[THE PROBLEM]
Reply with one number: the count of lines in the listing that contain the string "Peak".

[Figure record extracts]

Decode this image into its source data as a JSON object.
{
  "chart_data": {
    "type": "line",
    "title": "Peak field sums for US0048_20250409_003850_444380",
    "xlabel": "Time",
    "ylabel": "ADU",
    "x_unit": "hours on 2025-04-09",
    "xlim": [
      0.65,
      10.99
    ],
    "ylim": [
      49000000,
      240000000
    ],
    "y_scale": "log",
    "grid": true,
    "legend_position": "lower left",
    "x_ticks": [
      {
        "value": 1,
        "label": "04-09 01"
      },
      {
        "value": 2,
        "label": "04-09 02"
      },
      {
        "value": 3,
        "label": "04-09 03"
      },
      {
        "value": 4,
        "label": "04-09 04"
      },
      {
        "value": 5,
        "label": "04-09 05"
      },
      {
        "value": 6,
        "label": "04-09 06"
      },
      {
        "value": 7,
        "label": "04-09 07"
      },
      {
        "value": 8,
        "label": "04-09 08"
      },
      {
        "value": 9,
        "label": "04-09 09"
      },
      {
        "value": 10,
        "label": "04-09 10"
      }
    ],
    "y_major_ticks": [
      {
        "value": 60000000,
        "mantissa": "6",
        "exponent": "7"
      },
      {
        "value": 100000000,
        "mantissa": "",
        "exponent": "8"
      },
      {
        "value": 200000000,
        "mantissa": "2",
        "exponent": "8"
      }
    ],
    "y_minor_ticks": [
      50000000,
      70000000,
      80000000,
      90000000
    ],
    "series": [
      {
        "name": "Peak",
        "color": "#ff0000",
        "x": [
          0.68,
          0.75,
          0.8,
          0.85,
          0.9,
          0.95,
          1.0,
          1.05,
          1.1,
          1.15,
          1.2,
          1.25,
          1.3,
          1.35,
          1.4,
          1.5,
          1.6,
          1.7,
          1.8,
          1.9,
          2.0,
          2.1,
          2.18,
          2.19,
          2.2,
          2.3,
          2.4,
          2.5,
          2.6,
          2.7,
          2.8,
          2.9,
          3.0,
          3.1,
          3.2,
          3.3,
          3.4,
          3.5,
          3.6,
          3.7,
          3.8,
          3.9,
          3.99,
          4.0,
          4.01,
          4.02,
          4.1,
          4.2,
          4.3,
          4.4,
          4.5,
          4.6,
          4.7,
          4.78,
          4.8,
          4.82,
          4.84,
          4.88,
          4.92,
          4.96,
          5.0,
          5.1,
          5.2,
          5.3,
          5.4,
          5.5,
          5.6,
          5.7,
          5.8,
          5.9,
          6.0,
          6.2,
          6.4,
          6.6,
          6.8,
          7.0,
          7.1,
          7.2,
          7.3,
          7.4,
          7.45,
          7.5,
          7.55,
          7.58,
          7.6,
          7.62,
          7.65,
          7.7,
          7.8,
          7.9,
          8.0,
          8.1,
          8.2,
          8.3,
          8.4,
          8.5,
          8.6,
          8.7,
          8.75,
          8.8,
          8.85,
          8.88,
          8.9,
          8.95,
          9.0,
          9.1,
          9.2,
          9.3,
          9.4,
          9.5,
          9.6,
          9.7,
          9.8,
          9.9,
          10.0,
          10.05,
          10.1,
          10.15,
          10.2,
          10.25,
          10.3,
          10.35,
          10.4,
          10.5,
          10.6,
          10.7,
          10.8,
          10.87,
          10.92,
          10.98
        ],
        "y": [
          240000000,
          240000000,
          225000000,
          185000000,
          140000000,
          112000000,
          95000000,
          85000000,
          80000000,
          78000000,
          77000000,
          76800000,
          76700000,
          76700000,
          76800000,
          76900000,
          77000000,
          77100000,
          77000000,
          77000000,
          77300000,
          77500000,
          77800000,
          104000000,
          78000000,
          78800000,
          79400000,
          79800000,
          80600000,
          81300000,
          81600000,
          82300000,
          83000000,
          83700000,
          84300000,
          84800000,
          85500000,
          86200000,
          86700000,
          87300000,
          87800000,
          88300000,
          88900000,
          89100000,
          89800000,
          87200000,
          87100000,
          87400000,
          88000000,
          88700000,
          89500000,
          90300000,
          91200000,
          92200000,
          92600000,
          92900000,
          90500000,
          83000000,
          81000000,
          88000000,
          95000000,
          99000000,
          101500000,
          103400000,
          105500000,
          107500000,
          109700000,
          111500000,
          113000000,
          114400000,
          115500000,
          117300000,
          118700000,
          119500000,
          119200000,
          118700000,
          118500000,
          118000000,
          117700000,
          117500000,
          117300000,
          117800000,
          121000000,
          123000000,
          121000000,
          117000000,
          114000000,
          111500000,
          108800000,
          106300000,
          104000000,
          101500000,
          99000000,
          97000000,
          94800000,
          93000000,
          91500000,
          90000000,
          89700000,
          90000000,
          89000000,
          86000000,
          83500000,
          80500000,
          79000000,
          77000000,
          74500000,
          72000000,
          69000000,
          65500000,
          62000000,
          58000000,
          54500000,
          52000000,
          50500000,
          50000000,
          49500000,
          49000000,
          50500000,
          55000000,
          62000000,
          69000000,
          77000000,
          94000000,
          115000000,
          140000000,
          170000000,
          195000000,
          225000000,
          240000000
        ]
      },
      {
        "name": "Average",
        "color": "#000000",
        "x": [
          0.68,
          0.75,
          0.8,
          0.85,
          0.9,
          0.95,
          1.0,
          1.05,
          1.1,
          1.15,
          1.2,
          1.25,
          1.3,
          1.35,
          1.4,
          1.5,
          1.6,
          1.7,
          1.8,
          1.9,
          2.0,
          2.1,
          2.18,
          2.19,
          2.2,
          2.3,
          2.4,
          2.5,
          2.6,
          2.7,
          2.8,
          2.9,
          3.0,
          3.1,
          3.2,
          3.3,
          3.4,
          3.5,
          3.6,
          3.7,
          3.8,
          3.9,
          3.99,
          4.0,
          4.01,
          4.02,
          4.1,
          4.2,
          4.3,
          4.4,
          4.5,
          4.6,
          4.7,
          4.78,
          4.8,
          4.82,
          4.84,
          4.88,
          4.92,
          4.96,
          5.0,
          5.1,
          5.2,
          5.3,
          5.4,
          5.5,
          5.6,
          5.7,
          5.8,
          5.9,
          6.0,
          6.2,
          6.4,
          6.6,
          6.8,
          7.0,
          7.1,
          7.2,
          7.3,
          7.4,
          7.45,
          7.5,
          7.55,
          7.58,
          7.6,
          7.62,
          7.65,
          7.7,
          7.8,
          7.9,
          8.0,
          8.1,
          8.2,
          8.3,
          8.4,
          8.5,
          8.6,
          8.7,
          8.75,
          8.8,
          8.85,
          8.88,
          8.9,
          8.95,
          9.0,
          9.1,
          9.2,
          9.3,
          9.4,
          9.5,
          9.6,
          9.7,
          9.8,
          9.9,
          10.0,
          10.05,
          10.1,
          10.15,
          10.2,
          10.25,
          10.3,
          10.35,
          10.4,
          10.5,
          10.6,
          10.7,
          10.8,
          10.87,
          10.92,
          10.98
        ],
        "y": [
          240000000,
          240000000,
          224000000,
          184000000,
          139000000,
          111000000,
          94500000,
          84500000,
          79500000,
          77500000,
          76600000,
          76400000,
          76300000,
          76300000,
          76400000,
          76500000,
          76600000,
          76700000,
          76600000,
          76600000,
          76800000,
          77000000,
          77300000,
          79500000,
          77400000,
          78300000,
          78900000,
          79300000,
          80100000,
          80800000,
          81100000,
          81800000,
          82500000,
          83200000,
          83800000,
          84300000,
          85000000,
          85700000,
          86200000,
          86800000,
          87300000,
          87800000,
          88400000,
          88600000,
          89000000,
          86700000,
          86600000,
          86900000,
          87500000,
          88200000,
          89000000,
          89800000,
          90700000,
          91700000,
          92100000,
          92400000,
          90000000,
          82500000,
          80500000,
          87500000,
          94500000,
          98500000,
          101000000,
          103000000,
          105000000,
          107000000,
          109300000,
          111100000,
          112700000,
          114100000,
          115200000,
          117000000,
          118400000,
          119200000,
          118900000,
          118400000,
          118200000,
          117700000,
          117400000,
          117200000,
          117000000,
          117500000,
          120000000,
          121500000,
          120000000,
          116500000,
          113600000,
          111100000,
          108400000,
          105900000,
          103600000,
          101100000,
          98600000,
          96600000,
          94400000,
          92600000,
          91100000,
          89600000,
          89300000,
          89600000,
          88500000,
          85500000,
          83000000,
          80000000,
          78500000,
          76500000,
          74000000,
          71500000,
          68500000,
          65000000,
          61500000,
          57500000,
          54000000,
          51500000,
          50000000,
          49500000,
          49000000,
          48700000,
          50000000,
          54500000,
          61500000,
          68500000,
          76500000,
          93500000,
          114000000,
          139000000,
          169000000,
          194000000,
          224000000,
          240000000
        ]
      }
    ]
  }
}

[PROBLEM SOLUTION]
2